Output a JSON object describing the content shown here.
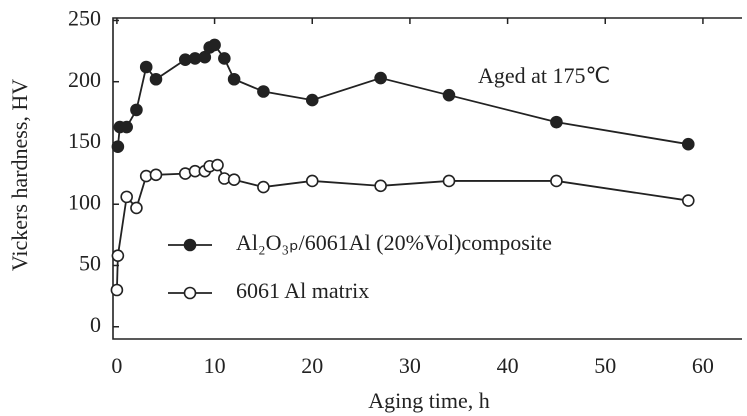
{
  "chart_data": {
    "type": "line",
    "annotation": "Aged at 175℃",
    "x_label": "Aging time, h",
    "y_label": "Vickers hardness, HV",
    "xlim": [
      -0.4,
      64
    ],
    "xticks": [
      0,
      10,
      20,
      30,
      40,
      50,
      60
    ],
    "ylim": [
      -10,
      252
    ],
    "yticks": [
      0,
      50,
      100,
      150,
      200,
      250
    ],
    "series": [
      {
        "name": "Al₂O₃ₚ/6061Al (20%Vol)composite",
        "color": "#222222",
        "marker": "filled",
        "x": [
          0.1,
          0.3,
          1,
          2,
          3,
          4,
          7,
          8,
          9,
          9.5,
          10,
          11,
          12,
          15,
          20,
          27,
          34,
          45,
          58.5
        ],
        "values": [
          147,
          163,
          163,
          177,
          212,
          202,
          218,
          219,
          220,
          228,
          230,
          219,
          202,
          192,
          185,
          203,
          189,
          167,
          149
        ]
      },
      {
        "name": "6061 Al matrix",
        "color": "#222222",
        "marker": "open",
        "x": [
          0,
          0.1,
          1,
          2,
          3,
          4,
          7,
          8,
          9,
          9.5,
          10.3,
          11,
          12,
          15,
          20,
          27,
          34,
          45,
          58.5
        ],
        "values": [
          30,
          58,
          106,
          97,
          123,
          124,
          125,
          127,
          127,
          131,
          132,
          121,
          120,
          114,
          119,
          115,
          119,
          119,
          103
        ]
      }
    ]
  }
}
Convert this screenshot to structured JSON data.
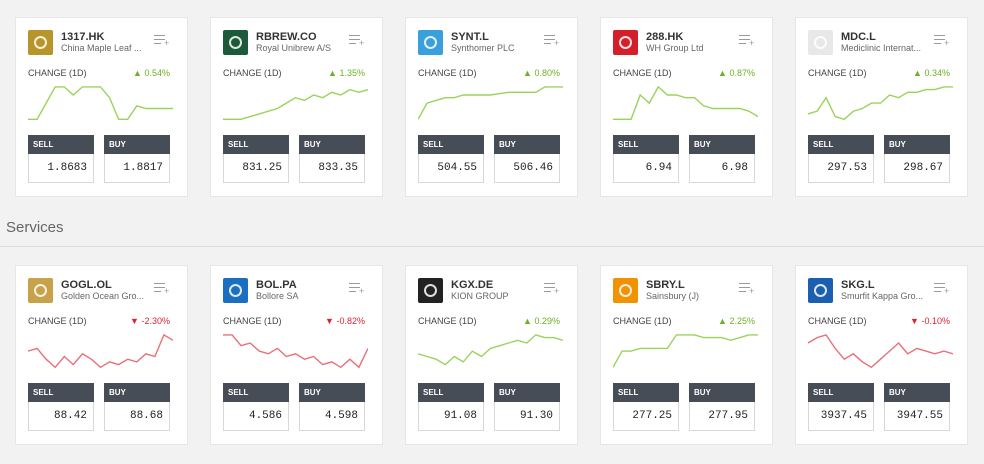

▶ [What to work on]
Show every line where the string "JSON" appears.

▶ [Solved exercise]
Output a JSON object describing the content shown here.
Convert this screenshot to structured JSON data.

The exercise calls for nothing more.